- [WRITTEN REQUEST] Write the records out again, precisely as they stand.

— Start DATASET CONTENT —

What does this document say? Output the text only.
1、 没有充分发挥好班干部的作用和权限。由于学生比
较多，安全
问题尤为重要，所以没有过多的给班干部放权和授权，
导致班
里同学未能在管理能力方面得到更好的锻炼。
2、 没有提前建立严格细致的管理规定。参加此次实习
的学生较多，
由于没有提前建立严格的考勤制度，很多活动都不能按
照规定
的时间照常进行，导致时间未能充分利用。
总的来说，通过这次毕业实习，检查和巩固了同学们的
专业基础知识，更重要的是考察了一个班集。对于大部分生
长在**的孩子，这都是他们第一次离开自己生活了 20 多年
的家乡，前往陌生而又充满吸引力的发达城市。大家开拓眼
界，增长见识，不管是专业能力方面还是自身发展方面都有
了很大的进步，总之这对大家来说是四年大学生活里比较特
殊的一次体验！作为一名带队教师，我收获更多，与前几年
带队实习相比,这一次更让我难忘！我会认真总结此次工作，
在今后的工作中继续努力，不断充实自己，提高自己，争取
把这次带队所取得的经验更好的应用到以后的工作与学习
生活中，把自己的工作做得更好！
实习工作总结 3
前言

— End DATASET CONTENT —

- [OUTPUT]
What does this document say? Output the text only.
1、 没有充分发挥好班干部的作用和权限。由于学生比
较多，安全
问题尤为重要，所以没有过多的给班干部放权和授权，
导致班
里同学未能在管理能力方面得到更好的锻炼。
2、 没有提前建立严格细致的管理规定。参加此次实习
的学生较多，
由于没有提前建立严格的考勤制度，很多活动都不能按
照规定
的时间照常进行，导致时间未能充分利用。
总的来说，通过这次毕业实习，检查和巩固了同学们的
专业基础知识，更重要的是考察了一个班集。对于大部分生
长在**的孩子，这都是他们第一次离开自己生活了 20 多年
的家乡，前往陌生而又充满吸引力的发达城市。大家开拓眼
界，增长见识，不管是专业能力方面还是自身发展方面都有
了很大的进步，总之这对大家来说是四年大学生活里比较特
殊的一次体验！作为一名带队教师，我收获更多，与前几年
带队实习相比,这一次更让我难忘！我会认真总结此次工作，
在今后的工作中继续努力，不断充实自己，提高自己，争取
把这次带队所取得的经验更好的应用到以后的工作与学习
生活中，把自己的工作做得更好！
实习工作总结 3
前言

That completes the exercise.